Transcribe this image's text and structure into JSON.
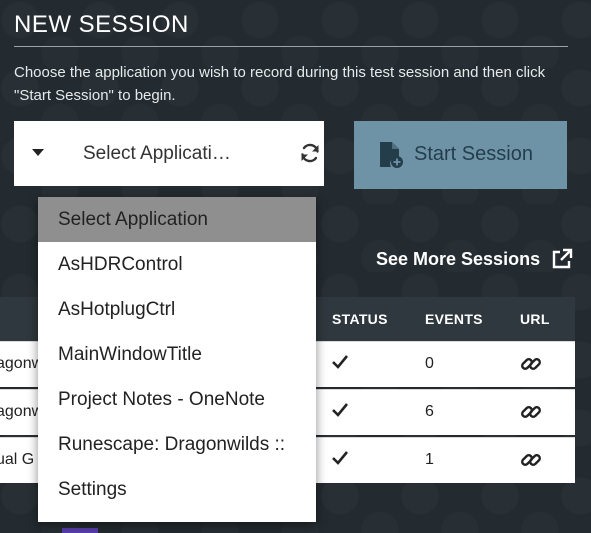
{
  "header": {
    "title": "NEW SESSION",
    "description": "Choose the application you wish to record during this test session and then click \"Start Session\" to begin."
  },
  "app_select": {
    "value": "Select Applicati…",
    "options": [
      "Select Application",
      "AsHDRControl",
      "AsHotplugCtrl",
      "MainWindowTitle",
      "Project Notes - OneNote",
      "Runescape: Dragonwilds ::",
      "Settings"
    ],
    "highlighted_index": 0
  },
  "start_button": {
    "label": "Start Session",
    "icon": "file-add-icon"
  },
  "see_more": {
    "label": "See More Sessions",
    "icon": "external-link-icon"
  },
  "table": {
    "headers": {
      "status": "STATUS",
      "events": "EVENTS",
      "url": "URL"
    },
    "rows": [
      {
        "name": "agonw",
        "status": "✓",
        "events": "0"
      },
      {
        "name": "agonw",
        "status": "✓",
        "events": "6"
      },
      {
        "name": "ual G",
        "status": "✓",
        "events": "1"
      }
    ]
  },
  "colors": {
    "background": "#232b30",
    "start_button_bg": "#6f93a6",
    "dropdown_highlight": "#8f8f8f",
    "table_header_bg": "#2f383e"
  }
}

━━━

**YOUR GOAL**. Select the lines from the entries that include the word "icon".

**ANSWER TO THE TASK**.
    "icon": "file-add-icon"
    "icon": "external-link-icon"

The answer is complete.